■ **Records supplied**:

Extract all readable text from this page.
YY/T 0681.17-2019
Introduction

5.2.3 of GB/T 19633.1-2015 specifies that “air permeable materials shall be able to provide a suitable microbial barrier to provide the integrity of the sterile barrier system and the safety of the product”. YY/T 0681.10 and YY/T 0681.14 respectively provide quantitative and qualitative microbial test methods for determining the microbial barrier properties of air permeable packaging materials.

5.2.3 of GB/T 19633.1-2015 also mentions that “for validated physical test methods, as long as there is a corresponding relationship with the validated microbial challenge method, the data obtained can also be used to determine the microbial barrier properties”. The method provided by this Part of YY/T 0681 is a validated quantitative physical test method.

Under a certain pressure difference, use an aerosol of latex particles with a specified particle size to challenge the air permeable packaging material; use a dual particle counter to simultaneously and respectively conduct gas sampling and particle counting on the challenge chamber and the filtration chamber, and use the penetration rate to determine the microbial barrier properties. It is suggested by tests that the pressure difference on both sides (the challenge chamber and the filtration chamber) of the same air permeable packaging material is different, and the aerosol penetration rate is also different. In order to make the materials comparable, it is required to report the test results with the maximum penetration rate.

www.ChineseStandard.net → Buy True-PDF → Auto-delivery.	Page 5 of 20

...

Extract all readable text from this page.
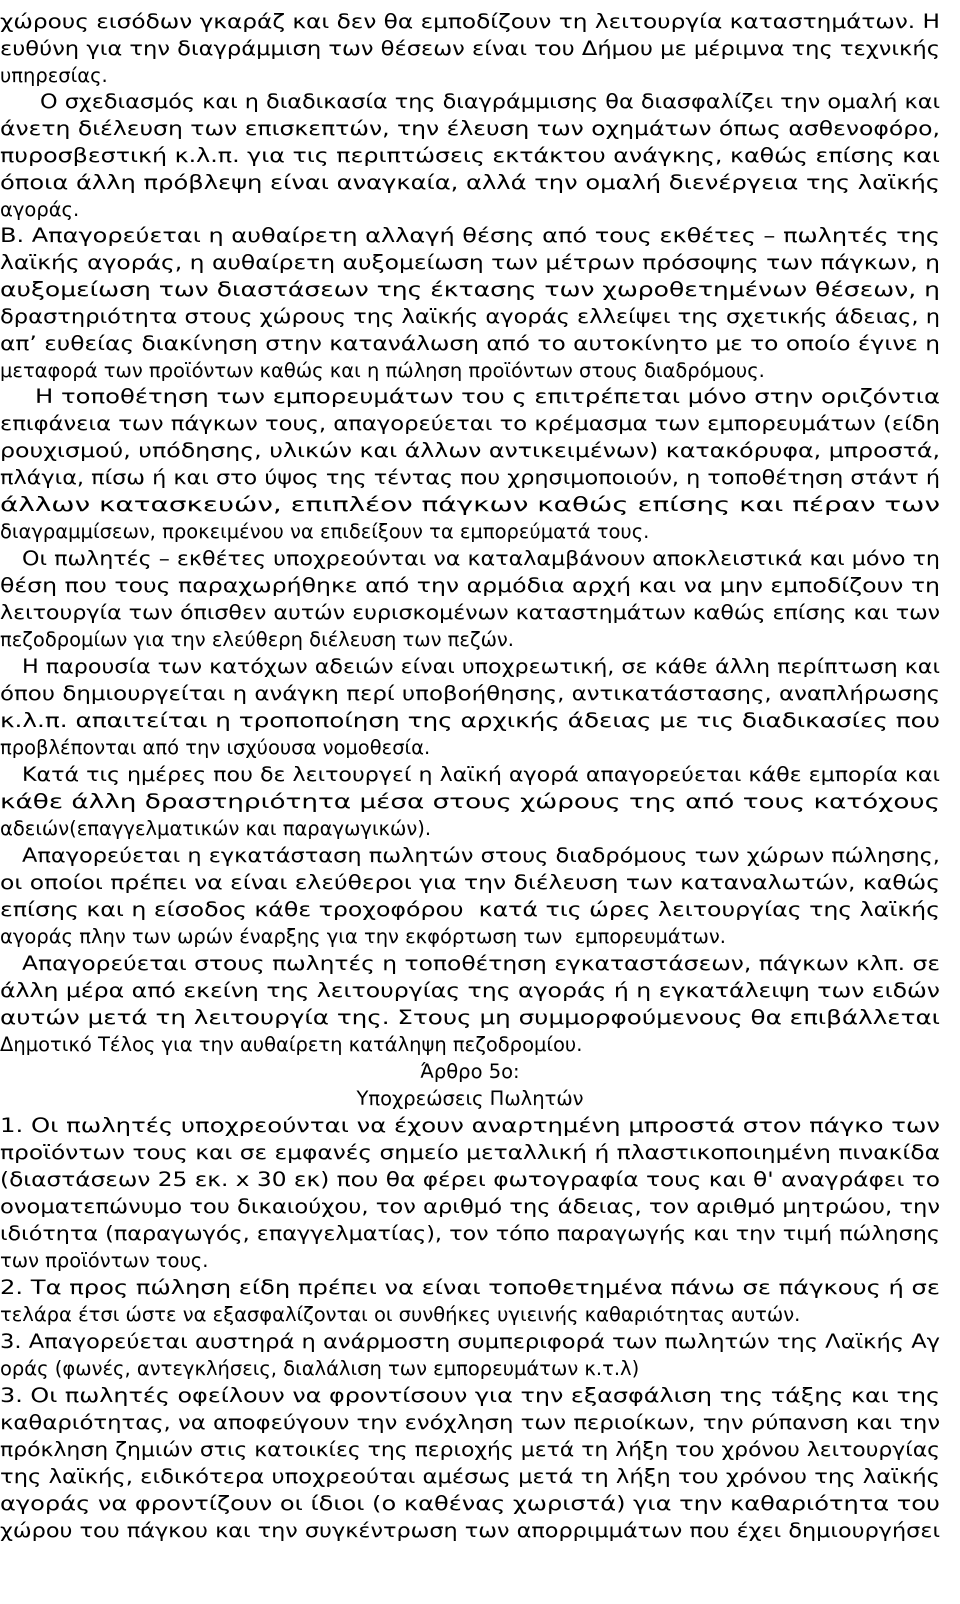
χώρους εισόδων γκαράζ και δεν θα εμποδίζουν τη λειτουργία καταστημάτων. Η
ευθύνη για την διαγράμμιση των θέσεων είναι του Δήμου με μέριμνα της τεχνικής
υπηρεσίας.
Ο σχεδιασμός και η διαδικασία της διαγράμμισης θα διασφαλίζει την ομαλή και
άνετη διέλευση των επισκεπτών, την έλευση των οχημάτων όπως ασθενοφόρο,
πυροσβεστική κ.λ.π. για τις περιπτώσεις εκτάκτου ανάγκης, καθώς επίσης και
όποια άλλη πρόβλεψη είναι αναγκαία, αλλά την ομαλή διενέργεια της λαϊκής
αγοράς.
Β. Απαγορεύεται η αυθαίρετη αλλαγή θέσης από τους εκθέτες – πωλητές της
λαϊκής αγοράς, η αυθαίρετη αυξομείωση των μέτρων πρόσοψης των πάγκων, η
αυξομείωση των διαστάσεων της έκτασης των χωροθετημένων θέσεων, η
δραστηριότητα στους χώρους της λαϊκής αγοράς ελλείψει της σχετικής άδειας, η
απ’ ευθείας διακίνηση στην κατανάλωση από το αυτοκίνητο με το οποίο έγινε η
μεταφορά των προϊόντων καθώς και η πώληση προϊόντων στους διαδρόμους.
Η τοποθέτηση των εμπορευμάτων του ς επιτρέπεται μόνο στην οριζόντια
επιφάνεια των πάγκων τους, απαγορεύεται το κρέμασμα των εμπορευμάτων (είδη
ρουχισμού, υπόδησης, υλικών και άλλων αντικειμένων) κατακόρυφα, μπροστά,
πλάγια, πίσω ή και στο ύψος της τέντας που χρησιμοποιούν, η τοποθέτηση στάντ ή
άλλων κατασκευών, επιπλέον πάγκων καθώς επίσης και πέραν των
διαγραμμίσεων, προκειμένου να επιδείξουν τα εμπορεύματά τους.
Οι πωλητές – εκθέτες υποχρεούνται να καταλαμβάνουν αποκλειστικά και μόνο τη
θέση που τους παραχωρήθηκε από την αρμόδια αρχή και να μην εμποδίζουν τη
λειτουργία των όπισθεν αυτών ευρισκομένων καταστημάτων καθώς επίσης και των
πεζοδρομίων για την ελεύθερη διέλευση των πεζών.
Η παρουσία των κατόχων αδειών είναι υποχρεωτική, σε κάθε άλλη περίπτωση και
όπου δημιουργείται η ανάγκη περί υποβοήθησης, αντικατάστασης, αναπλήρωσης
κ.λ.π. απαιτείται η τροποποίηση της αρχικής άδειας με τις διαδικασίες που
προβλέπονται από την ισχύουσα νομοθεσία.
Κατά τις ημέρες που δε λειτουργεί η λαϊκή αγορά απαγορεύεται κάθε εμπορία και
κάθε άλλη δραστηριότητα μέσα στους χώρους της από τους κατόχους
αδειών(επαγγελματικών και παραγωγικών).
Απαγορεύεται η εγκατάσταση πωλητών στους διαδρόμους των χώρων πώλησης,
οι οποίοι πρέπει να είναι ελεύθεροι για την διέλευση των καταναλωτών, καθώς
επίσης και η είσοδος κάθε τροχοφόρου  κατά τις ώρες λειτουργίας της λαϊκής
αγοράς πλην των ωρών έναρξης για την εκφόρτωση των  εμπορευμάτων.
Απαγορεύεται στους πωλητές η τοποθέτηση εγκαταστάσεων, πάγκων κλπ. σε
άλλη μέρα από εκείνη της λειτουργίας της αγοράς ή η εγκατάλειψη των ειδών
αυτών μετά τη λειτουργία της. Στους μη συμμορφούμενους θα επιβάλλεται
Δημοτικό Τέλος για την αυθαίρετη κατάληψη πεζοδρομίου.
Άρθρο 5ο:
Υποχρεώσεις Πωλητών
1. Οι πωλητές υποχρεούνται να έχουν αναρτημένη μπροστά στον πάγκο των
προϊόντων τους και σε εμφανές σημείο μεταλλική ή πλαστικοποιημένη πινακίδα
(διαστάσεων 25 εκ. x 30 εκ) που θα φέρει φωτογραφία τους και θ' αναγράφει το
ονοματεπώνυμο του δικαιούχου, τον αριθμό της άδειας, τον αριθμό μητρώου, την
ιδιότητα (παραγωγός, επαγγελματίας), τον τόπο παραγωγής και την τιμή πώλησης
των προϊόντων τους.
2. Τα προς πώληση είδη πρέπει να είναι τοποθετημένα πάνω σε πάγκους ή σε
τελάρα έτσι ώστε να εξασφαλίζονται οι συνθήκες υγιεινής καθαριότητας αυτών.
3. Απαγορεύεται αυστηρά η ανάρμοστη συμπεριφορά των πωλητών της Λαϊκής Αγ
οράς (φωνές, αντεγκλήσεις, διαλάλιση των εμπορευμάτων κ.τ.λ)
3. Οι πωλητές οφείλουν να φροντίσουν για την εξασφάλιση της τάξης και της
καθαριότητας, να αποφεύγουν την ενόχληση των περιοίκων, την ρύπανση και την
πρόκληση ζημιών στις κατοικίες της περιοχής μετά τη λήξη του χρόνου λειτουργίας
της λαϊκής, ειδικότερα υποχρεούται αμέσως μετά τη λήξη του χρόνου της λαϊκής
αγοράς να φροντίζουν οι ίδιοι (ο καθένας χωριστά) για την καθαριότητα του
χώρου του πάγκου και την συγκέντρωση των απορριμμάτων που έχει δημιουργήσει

■ **Brief**: Gather each line of the listing that holds the string "αδειών".

■ **Full answer**:
Η παρουσία των κατόχων αδειών είναι υποχρεωτική, σε κάθε άλλη περίπτωση και
αδειών(επαγγελματικών και παραγωγικών).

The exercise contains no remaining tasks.